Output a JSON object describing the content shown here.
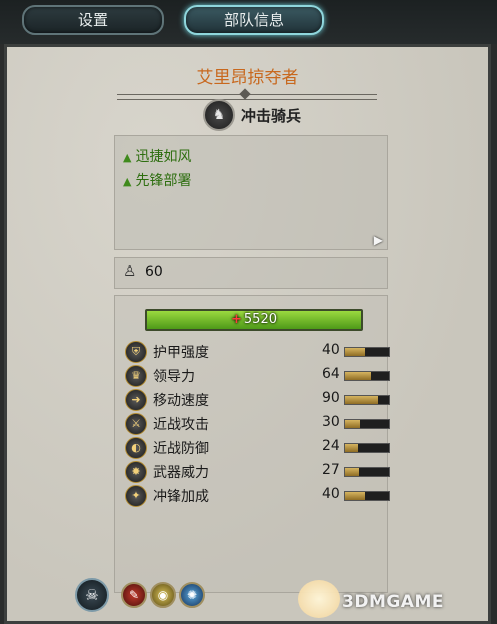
{
  "tabs": [
    {
      "label": "设置"
    },
    {
      "label": "部队信息"
    }
  ],
  "unit": {
    "name": "艾里昂掠夺者",
    "class_label": "冲击骑兵",
    "class_icon": "cavalry-icon"
  },
  "traits": [
    {
      "label": "迅捷如风",
      "icon": "green-triangle-icon"
    },
    {
      "label": "先锋部署",
      "icon": "green-triangle-icon"
    }
  ],
  "men_count": "60",
  "health": {
    "value": "5520",
    "fill_fraction": 1.0
  },
  "stats": [
    {
      "name": "护甲强度",
      "value": "40",
      "icon": "armor-icon",
      "fill": 0.45
    },
    {
      "name": "领导力",
      "value": "64",
      "icon": "leadership-icon",
      "fill": 0.6
    },
    {
      "name": "移动速度",
      "value": "90",
      "icon": "speed-icon",
      "fill": 0.75
    },
    {
      "name": "近战攻击",
      "value": "30",
      "icon": "melee-attack-icon",
      "fill": 0.35
    },
    {
      "name": "近战防御",
      "value": "24",
      "icon": "melee-defence-icon",
      "fill": 0.3
    },
    {
      "name": "武器威力",
      "value": "27",
      "icon": "weapon-strength-icon",
      "fill": 0.32
    },
    {
      "name": "冲锋加成",
      "value": "40",
      "icon": "charge-bonus-icon",
      "fill": 0.45
    }
  ],
  "abilities": [
    "skull-ability-icon",
    "fire-ability-icon",
    "eye-ability-icon",
    "blue-ability-icon"
  ],
  "watermark": {
    "text": "3DMGAME"
  },
  "colors": {
    "title": "#c8681e",
    "trait": "#2e6e10",
    "health_bar": "#6fbf2a",
    "active_tab_glow": "#6fd0da"
  }
}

----------------------------------------

▸ AIM: Every record must be copied exactly, with the pictures left out.

▸ RESPONSE TO THIS EXERCISE:
Output a JSON object describing the content shown here.
{
  "tabs": [
    {
      "label": "设置"
    },
    {
      "label": "部队信息"
    }
  ],
  "unit": {
    "name": "艾里昂掠夺者",
    "class_label": "冲击骑兵",
    "class_icon": "cavalry-icon"
  },
  "traits": [
    {
      "label": "迅捷如风",
      "icon": "green-triangle-icon"
    },
    {
      "label": "先锋部署",
      "icon": "green-triangle-icon"
    }
  ],
  "men_count": "60",
  "health": {
    "value": "5520",
    "fill_fraction": 1.0
  },
  "stats": [
    {
      "name": "护甲强度",
      "value": "40",
      "icon": "armor-icon",
      "fill": 0.45
    },
    {
      "name": "领导力",
      "value": "64",
      "icon": "leadership-icon",
      "fill": 0.6
    },
    {
      "name": "移动速度",
      "value": "90",
      "icon": "speed-icon",
      "fill": 0.75
    },
    {
      "name": "近战攻击",
      "value": "30",
      "icon": "melee-attack-icon",
      "fill": 0.35
    },
    {
      "name": "近战防御",
      "value": "24",
      "icon": "melee-defence-icon",
      "fill": 0.3
    },
    {
      "name": "武器威力",
      "value": "27",
      "icon": "weapon-strength-icon",
      "fill": 0.32
    },
    {
      "name": "冲锋加成",
      "value": "40",
      "icon": "charge-bonus-icon",
      "fill": 0.45
    }
  ],
  "abilities": [
    "skull-ability-icon",
    "fire-ability-icon",
    "eye-ability-icon",
    "blue-ability-icon"
  ],
  "watermark": {
    "text": "3DMGAME"
  },
  "colors": {
    "title": "#c8681e",
    "trait": "#2e6e10",
    "health_bar": "#6fbf2a",
    "active_tab_glow": "#6fd0da"
  }
}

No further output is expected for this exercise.